**Task directions:** How many lines of these entries hold the string "презентацию"? Reply with the number alone.
......
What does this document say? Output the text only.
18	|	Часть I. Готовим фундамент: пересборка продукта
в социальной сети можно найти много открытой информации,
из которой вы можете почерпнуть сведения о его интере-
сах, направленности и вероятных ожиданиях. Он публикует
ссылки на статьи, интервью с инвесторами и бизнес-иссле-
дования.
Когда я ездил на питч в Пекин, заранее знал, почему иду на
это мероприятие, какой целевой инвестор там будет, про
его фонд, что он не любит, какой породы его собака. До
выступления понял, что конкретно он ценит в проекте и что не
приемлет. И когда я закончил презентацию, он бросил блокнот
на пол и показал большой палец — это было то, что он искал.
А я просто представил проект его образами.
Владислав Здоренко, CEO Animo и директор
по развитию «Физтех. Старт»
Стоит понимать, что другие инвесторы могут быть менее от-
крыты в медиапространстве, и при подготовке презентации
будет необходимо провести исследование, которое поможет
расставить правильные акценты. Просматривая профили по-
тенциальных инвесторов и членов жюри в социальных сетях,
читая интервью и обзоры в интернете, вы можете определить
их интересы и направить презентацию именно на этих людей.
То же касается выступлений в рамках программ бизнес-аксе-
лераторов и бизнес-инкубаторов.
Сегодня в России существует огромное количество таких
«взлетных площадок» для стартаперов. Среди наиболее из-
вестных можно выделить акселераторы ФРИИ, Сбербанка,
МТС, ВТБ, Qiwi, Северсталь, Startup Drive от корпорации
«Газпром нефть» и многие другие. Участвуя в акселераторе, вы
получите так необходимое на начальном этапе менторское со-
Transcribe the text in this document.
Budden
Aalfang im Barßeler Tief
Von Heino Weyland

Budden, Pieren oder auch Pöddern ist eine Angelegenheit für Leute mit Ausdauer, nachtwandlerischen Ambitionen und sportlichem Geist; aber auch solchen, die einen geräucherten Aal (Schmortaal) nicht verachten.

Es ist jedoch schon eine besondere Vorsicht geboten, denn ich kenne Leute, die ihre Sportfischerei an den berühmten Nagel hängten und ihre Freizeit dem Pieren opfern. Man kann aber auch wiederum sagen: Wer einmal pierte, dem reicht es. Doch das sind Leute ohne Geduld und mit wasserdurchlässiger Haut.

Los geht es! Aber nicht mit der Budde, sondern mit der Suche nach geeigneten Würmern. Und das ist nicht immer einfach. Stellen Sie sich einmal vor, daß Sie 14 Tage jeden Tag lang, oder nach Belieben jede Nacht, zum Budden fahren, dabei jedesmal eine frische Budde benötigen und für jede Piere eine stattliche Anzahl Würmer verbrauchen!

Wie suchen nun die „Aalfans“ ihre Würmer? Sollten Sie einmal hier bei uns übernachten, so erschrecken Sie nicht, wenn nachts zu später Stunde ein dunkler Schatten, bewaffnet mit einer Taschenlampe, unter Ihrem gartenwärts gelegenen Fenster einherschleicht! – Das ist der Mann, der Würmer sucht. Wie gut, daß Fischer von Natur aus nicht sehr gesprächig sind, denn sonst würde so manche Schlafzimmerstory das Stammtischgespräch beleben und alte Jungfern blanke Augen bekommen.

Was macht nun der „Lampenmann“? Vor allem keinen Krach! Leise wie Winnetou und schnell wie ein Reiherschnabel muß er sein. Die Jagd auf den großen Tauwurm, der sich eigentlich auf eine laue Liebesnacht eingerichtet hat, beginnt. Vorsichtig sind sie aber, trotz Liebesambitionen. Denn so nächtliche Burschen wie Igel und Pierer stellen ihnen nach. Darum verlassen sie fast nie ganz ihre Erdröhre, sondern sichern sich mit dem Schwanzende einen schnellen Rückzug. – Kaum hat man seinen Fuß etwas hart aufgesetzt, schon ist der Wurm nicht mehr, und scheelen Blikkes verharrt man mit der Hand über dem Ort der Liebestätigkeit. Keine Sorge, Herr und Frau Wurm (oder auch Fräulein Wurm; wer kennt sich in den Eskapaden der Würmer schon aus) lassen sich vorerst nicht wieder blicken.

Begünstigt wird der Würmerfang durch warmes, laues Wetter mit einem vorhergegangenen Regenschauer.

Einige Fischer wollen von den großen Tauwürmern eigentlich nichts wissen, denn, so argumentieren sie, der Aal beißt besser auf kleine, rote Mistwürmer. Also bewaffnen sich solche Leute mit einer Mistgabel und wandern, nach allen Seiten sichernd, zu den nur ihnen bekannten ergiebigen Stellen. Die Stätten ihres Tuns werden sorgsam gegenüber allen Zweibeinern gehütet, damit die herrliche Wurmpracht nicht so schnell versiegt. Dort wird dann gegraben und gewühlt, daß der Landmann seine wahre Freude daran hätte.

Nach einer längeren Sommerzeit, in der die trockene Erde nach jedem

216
......
**Result:** 2